# TASK DETAILS:
Scan the records below. List lines holding "journée".

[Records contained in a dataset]
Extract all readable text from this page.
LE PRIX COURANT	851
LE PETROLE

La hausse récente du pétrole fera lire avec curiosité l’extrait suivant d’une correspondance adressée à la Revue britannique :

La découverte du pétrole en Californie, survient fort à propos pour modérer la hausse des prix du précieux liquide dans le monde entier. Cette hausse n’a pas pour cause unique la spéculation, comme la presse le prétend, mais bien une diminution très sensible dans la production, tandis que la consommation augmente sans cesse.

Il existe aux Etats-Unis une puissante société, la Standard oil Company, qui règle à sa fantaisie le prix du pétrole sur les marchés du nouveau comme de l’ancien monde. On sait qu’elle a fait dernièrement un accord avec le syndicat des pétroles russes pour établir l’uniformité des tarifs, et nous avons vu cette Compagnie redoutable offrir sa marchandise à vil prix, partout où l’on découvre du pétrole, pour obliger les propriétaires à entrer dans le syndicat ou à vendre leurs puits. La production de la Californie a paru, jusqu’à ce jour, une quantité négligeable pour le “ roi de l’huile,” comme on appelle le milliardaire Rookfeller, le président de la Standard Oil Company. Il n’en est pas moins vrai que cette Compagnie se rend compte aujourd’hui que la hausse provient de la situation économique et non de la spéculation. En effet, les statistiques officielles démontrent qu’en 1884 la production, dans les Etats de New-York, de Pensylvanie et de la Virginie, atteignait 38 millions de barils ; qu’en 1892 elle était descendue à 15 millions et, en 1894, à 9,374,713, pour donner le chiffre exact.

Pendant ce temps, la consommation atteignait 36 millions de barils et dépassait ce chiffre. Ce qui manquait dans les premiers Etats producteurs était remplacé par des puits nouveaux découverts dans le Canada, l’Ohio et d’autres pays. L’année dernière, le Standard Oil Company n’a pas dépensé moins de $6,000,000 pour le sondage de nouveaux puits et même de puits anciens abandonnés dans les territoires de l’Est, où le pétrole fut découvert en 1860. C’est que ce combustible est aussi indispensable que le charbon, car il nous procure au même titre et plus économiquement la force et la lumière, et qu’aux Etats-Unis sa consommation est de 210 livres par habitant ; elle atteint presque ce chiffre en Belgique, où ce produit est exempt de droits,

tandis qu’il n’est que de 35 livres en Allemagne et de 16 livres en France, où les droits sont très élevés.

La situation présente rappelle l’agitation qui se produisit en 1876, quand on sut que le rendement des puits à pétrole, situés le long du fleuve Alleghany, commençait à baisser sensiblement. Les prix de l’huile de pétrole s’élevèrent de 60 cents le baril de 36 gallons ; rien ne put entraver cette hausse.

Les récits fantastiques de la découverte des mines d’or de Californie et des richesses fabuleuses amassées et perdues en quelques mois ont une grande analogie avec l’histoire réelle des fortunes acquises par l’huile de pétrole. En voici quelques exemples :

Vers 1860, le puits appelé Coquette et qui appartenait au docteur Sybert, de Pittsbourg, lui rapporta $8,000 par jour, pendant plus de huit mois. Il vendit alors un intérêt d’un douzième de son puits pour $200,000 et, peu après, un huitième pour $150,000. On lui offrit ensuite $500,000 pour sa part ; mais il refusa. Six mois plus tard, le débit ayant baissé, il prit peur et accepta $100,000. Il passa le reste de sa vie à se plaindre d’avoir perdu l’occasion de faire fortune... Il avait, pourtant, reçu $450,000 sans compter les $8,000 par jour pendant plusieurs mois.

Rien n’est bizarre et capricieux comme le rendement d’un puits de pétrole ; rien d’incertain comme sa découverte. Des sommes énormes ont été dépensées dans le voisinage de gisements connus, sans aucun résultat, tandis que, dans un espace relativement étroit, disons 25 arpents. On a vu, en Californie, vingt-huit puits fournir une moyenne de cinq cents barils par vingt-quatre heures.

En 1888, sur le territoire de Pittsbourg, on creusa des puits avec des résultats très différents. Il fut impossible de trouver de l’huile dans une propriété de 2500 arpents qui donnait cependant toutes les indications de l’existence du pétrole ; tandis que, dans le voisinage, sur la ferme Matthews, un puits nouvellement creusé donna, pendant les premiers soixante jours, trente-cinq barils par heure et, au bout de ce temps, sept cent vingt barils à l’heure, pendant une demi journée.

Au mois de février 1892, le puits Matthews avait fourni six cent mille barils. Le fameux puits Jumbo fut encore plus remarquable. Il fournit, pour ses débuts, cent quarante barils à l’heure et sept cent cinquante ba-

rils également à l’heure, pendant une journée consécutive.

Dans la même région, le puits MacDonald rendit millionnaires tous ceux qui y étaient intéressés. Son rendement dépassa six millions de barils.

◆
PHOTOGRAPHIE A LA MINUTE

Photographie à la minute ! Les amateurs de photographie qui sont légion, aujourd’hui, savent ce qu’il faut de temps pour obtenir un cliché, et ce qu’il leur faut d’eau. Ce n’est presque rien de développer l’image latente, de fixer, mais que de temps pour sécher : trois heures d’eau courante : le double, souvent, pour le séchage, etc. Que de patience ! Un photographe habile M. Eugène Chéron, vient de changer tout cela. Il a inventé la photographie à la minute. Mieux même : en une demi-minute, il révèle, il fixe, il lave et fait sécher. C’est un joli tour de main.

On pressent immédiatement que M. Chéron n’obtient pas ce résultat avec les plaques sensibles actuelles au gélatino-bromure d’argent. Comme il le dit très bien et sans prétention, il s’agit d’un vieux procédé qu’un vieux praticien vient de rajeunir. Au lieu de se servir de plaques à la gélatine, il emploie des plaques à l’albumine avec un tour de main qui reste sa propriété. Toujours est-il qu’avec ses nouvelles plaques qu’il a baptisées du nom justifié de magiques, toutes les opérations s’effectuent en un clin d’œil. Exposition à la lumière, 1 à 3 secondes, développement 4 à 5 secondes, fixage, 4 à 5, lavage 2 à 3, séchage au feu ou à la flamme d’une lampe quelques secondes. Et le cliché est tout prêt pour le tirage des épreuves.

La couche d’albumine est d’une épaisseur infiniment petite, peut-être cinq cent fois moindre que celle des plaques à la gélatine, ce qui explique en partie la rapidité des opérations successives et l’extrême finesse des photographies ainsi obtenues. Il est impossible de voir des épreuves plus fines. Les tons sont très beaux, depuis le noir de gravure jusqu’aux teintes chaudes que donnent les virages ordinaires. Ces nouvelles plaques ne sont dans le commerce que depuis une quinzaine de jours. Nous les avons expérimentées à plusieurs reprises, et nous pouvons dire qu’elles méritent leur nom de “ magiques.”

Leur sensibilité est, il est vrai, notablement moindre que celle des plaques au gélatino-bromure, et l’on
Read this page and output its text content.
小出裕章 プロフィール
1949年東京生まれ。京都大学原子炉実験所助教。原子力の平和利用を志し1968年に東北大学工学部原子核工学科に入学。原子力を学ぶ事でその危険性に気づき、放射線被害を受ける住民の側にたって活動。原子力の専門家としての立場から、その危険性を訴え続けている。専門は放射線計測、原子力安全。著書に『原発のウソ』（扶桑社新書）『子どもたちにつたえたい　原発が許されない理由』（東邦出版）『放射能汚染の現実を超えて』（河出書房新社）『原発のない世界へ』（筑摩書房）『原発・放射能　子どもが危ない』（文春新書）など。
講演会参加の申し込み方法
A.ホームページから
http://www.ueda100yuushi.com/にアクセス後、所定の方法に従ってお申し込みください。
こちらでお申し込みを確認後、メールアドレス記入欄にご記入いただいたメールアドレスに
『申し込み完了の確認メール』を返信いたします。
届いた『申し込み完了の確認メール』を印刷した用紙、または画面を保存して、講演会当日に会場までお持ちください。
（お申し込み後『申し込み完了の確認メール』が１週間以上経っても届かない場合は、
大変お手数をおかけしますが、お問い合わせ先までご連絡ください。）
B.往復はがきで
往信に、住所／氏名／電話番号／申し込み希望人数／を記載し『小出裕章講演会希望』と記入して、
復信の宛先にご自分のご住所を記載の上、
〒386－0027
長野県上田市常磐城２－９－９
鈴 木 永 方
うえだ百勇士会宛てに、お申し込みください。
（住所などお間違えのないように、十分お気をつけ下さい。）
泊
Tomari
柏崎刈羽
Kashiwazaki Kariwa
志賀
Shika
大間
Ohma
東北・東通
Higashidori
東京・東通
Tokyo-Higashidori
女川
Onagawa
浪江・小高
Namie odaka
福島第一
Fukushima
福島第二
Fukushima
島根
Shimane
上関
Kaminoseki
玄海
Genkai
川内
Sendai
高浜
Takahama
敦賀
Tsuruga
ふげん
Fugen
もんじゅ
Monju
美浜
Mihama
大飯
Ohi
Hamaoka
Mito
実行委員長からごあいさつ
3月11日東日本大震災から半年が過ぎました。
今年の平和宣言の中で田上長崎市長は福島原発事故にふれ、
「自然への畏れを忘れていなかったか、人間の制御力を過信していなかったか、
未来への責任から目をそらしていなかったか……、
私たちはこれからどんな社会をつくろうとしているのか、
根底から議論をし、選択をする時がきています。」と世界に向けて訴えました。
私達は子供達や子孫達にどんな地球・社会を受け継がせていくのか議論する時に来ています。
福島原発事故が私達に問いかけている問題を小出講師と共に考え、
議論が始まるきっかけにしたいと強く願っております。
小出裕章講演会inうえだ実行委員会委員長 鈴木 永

# THE COMPLETED TASK:
En 1888, sur le territoire de Pittsbourg, on creusa des puits avec des résultats très différents. Il fut impossible de trouver de l’huile dans une propriété de 2500 arpents qui donnait cependant toutes les indications de l’existence du pétrole ; tandis que, dans le voisinage, sur la ferme Matthews, un puits nouvellement creusé donna, pendant les premiers soixante jours, trente-cinq barils par heure et, au bout de ce temps, sept cent vingt barils à l’heure, pendant une demi journée.
rils également à l’heure, pendant une journée consécutive.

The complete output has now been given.